### Fragmento del documento:
····················
Los funcionarios de la Casa Blanca están pidiendo a las empresas de tecnología que se comprometan a que sus centros de datos no aumentarán los precios de la electricidad ni impondrán otras cargas a los consumidores, según dos personas familiarizadas con el plan. Las iniciativas también incluyen instar a los ejecutivos de la industria tecnológica a firmar acuerdos no vinculantes que comprometan a sus empresas a asumir los costos de construcción de infraestructura de soporte para los centros de datos, dijeron estas personas. Las personas hablaron bajo condición de anonimato porque los planes discutidos no se han hecho públicos.

Según personas familiarizadas con el asunto, funcionarios de la administración Trump están en conversaciones con Microsoft, Alphabet y otras empresas para pedirles que firmen compromisos relevantes. Un portavoz de la Casa Blanca no respondió de inmediato a una solicitud de comentarios realizada después del horario comercial habitual el lunes por la noche.
La medida tiene como objetivo resolver los problemas políticos y de relaciones públicas causados por la expansión de los centros de datos en los Estados Unidos: la demanda de potencia informática de las empresas de tecnología continúa aumentando para avanzar en los proyectos de inteligencia artificial.
Las empresas de tecnología se enfrentan a una creciente resistencia civil: grupos de activistas en muchas regiones se han movilizado contra la construcción de centros de datos que consumen mucha energía, con el argumento de que consumirán excesivamente la infraestructura local, los recursos hídricos y el suministro de electricidad. Muchas regiones, incluidas Atlanta y Nueva Orleans, han introducido nuevas regulaciones que restringen la construcción de nuevos centros de datos.
La cuestión también plantea riesgos políticos para Trump antes de las elecciones de mitad de período de noviembre, que determinarán si los republicanos pueden conservar el control del Congreso. Los votantes están muy preocupados por el coste de la vida. Aunque Trump ha promocionado repetidamente la caída de los precios de la gasolina, los precios de la electricidad han seguido aumentando. El aumento de los precios de la electricidad está siendo impulsado por la demanda de la producción industrial y los centros de datos, así como por una mayor electrificación en la calefacción, la cocina y el transporte de los hogares.
Algunos medios informaron el lunes que Trump podría centrarse en estas promesas en su discurso sobre el Estado de la Unión del martes. Algunos medios han informado anteriormente sobre partes del plan.
Aunque estos compromisos no son legalmente vinculantes, los funcionarios gubernamentales creen que los compromisos públicos formales pueden generar responsabilidad y brindar cierto consuelo a los consumidores que están preocupados de que el rápido desarrollo de la IA previsto por Trump cause daños ambientales y costos crecientes.
Durante la campaña de 2024, Trump prometió reducir a la mitad los precios de la electricidad dentro de los 18 meses de asumir el cargo, pero la realidad es que las facturas de electricidad de los consumidores han aumentado, superando con creces el nivel general de inflación.
Trump reveló tendencias relevantes de antemano en las redes sociales en enero de este año. Destacó que aunque los centros de datos son "la clave para la prosperidad de la inteligencia artificial", "las grandes empresas tecnológicas que construyen estos centros de datos deben asumir sus propios costos".
Además, la administración Trump está presionando para que la red eléctrica más grande de Estados Unidos realice subastas de energía de emergencia para permitir que las empresas de tecnología puedan ofertar por suministros de energía a largo plazo.
····················
### Consigna A:
Traduzca al inglés esta oración del texto sobre los centros de datos: "Los votantes están muy preocupados por el coste de la vida."
### Consigna B:
Según el texto sobre los centros de datos, ¿qué dos lugares han introducido nuevas regulaciones que restringen la construcción de centros de datos?
### Consigna C:
Transcriba del texto sobre los centros de datos el pasaje que se inicia con las palabras "Trump reveló tendencias" y concluye con "a largo plazo.".

### Datos del ejercicio:
····················
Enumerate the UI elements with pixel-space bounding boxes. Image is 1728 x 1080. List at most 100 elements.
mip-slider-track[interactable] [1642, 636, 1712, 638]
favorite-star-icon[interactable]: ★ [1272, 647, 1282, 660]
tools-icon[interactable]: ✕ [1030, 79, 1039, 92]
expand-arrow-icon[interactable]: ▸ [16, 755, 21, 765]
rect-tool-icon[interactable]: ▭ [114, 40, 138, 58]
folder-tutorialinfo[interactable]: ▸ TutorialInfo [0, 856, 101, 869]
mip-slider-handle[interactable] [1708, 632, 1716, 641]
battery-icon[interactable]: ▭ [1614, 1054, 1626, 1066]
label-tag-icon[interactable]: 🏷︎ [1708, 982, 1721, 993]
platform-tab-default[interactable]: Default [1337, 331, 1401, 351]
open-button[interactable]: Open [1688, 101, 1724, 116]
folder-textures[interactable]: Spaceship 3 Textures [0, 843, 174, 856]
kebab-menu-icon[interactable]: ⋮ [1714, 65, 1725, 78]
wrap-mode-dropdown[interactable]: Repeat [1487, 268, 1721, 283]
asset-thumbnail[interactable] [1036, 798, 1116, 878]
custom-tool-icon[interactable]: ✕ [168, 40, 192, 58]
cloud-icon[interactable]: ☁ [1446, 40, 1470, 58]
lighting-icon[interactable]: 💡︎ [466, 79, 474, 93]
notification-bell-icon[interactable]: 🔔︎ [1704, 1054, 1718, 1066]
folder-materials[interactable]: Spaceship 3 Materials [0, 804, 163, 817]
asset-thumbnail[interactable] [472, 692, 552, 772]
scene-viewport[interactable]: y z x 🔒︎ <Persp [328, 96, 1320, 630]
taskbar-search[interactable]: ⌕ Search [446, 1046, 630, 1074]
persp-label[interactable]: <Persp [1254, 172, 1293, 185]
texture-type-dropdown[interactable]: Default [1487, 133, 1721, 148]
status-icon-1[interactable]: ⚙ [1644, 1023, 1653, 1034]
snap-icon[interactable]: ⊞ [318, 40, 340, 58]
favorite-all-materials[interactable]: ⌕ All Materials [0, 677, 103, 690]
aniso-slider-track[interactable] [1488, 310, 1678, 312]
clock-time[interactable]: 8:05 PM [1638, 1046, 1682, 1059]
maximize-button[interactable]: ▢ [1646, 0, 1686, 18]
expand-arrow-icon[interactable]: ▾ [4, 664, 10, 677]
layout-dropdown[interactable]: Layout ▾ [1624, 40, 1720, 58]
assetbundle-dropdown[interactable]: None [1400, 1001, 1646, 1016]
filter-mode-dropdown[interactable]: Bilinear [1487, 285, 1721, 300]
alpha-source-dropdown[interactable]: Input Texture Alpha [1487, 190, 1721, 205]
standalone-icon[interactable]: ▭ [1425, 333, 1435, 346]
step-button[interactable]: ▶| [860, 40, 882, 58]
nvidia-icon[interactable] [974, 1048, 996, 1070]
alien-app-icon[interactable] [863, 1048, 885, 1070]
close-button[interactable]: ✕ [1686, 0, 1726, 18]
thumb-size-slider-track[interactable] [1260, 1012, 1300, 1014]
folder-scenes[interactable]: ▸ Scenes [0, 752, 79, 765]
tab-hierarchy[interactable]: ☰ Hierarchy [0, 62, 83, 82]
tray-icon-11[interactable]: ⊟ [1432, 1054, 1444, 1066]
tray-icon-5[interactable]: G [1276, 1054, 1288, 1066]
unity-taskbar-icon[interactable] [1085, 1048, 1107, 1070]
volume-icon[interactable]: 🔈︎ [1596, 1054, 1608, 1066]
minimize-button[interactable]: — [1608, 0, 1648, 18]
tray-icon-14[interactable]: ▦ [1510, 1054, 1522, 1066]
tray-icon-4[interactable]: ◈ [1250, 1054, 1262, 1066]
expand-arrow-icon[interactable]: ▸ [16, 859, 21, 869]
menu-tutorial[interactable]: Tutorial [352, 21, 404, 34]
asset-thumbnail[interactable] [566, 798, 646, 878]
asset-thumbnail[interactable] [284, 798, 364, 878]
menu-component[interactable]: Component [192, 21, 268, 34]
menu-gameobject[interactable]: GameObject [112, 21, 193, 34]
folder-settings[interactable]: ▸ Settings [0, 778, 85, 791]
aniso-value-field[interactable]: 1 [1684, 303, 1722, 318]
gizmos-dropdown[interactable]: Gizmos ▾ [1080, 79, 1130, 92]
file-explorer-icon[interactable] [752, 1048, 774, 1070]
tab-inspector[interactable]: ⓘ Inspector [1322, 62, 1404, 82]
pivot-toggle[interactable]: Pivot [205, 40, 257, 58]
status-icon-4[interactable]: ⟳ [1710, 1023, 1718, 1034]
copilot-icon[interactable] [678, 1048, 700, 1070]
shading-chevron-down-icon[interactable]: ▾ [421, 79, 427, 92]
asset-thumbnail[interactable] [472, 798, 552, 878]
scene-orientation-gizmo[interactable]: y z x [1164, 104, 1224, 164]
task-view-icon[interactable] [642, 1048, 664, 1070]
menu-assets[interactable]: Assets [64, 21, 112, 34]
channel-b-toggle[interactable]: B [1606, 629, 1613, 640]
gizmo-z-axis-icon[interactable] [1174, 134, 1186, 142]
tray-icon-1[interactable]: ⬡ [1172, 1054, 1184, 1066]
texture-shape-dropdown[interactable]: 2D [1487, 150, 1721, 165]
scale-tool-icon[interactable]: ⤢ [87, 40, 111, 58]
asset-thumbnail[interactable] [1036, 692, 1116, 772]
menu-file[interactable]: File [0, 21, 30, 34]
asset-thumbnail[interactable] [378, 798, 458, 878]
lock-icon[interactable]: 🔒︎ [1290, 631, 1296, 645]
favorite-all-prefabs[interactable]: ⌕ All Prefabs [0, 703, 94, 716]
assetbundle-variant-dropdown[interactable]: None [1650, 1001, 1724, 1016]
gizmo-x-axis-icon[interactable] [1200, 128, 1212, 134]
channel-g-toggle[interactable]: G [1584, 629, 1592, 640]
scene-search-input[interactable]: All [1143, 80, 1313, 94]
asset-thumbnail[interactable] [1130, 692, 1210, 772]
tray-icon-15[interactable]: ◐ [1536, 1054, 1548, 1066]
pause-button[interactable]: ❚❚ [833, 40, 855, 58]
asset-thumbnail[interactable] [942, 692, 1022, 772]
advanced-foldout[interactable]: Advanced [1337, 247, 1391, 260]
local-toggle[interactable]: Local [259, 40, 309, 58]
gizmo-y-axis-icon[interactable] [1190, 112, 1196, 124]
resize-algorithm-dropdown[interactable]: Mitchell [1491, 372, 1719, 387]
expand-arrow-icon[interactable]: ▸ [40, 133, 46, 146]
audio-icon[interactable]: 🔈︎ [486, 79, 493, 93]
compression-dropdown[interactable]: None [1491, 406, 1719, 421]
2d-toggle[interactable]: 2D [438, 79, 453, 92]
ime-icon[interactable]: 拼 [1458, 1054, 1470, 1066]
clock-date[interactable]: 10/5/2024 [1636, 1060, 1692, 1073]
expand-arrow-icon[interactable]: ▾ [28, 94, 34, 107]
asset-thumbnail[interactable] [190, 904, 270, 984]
····················
### Solución escrita A:
Voters are very concerned about the cost of living.

### Solución escrita B:
Atlanta y Nueva Orleans.

### Solución escrita C:
Trump reveló tendencias relevantes de antemano en las redes sociales en enero de este año. Destacó que aunque los centros de datos son "la clave para la prosperidad de la inteligencia artificial", "las grandes empresas tecnológicas que construyen estos centros de datos deben asumir sus propios costos".
Además, la administración Trump está presionando para que la red eléctrica más grande de Estados Unidos realice subastas de energía de emergencia para permitir que las empresas de tecnología puedan ofertar por suministros de energía a largo plazo.